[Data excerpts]

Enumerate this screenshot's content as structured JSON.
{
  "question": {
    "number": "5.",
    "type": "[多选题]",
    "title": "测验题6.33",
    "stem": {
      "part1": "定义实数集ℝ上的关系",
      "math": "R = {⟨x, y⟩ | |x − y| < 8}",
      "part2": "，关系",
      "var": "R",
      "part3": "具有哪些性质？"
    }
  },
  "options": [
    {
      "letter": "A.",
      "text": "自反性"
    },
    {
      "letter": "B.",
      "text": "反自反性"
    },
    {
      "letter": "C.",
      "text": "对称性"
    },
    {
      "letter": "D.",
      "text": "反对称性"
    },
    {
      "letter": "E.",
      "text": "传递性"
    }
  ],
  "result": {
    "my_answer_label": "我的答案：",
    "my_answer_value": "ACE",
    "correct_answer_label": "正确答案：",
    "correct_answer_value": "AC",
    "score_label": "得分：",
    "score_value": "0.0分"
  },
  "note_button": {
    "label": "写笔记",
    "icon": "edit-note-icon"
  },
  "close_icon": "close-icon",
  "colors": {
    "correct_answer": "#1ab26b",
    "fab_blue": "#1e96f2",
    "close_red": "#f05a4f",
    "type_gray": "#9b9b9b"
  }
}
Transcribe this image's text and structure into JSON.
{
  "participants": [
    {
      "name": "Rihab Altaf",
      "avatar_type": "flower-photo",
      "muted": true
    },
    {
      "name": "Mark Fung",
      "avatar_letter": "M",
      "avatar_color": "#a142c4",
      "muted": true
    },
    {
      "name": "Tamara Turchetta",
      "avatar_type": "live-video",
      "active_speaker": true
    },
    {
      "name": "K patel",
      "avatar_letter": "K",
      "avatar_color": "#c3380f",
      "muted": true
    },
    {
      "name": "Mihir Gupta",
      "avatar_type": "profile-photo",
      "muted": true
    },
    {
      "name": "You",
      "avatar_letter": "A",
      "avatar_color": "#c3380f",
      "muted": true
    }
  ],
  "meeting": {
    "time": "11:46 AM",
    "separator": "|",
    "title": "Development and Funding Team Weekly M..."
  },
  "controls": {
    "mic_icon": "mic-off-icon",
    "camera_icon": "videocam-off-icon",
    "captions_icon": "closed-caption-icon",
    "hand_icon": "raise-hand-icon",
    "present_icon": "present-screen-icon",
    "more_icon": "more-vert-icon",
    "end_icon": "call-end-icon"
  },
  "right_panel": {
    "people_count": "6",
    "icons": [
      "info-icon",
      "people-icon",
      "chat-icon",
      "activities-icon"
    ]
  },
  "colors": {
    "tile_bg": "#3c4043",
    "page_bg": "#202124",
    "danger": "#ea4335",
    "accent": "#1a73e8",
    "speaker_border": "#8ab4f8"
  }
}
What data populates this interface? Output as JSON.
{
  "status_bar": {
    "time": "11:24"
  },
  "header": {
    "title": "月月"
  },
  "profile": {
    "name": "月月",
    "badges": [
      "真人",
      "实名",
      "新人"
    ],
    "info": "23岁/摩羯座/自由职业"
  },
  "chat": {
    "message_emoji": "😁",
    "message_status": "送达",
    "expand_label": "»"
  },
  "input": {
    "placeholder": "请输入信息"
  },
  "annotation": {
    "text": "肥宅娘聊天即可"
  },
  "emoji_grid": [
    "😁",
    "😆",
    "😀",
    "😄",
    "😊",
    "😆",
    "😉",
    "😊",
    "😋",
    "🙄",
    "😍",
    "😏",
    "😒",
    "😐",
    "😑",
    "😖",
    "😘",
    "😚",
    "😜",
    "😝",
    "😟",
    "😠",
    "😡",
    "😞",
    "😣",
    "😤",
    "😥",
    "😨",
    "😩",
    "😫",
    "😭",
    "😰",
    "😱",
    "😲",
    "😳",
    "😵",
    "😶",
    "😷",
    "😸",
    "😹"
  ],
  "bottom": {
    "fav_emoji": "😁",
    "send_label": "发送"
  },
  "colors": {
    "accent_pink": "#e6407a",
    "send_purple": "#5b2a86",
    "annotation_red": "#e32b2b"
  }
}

# Your objective
Output the listing above without altering a single character.

# Written solution
Enumerate this screenshot's content as structured JSON.
{
  "question": {
    "number": "5.",
    "type": "[多选题]",
    "title": "测验题6.33",
    "stem": {
      "part1": "定义实数集ℝ上的关系",
      "math": "R = {⟨x, y⟩ | |x − y| < 8}",
      "part2": "，关系",
      "var": "R",
      "part3": "具有哪些性质？"
    }
  },
  "options": [
    {
      "letter": "A.",
      "text": "自反性"
    },
    {
      "letter": "B.",
      "text": "反自反性"
    },
    {
      "letter": "C.",
      "text": "对称性"
    },
    {
      "letter": "D.",
      "text": "反对称性"
    },
    {
      "letter": "E.",
      "text": "传递性"
    }
  ],
  "result": {
    "my_answer_label": "我的答案：",
    "my_answer_value": "ACE",
    "correct_answer_label": "正确答案：",
    "correct_answer_value": "AC",
    "score_label": "得分：",
    "score_value": "0.0分"
  },
  "note_button": {
    "label": "写笔记",
    "icon": "edit-note-icon"
  },
  "close_icon": "close-icon",
  "colors": {
    "correct_answer": "#1ab26b",
    "fab_blue": "#1e96f2",
    "close_red": "#f05a4f",
    "type_gray": "#9b9b9b"
  }
}
Transcribe this image's text and structure into JSON.
{
  "participants": [
    {
      "name": "Rihab Altaf",
      "avatar_type": "flower-photo",
      "muted": true
    },
    {
      "name": "Mark Fung",
      "avatar_letter": "M",
      "avatar_color": "#a142c4",
      "muted": true
    },
    {
      "name": "Tamara Turchetta",
      "avatar_type": "live-video",
      "active_speaker": true
    },
    {
      "name": "K patel",
      "avatar_letter": "K",
      "avatar_color": "#c3380f",
      "muted": true
    },
    {
      "name": "Mihir Gupta",
      "avatar_type": "profile-photo",
      "muted": true
    },
    {
      "name": "You",
      "avatar_letter": "A",
      "avatar_color": "#c3380f",
      "muted": true
    }
  ],
  "meeting": {
    "time": "11:46 AM",
    "separator": "|",
    "title": "Development and Funding Team Weekly M..."
  },
  "controls": {
    "mic_icon": "mic-off-icon",
    "camera_icon": "videocam-off-icon",
    "captions_icon": "closed-caption-icon",
    "hand_icon": "raise-hand-icon",
    "present_icon": "present-screen-icon",
    "more_icon": "more-vert-icon",
    "end_icon": "call-end-icon"
  },
  "right_panel": {
    "people_count": "6",
    "icons": [
      "info-icon",
      "people-icon",
      "chat-icon",
      "activities-icon"
    ]
  },
  "colors": {
    "tile_bg": "#3c4043",
    "page_bg": "#202124",
    "danger": "#ea4335",
    "accent": "#1a73e8",
    "speaker_border": "#8ab4f8"
  }
}
What data populates this interface? Output as JSON.
{
  "status_bar": {
    "time": "11:24"
  },
  "header": {
    "title": "月月"
  },
  "profile": {
    "name": "月月",
    "badges": [
      "真人",
      "实名",
      "新人"
    ],
    "info": "23岁/摩羯座/自由职业"
  },
  "chat": {
    "message_emoji": "😁",
    "message_status": "送达",
    "expand_label": "»"
  },
  "input": {
    "placeholder": "请输入信息"
  },
  "annotation": {
    "text": "肥宅娘聊天即可"
  },
  "emoji_grid": [
    "😁",
    "😆",
    "😀",
    "😄",
    "😊",
    "😆",
    "😉",
    "😊",
    "😋",
    "🙄",
    "😍",
    "😏",
    "😒",
    "😐",
    "😑",
    "😖",
    "😘",
    "😚",
    "😜",
    "😝",
    "😟",
    "😠",
    "😡",
    "😞",
    "😣",
    "😤",
    "😥",
    "😨",
    "😩",
    "😫",
    "😭",
    "😰",
    "😱",
    "😲",
    "😳",
    "😵",
    "😶",
    "😷",
    "😸",
    "😹"
  ],
  "bottom": {
    "fav_emoji": "😁",
    "send_label": "发送"
  },
  "colors": {
    "accent_pink": "#e6407a",
    "send_purple": "#5b2a86",
    "annotation_red": "#e32b2b"
  }
}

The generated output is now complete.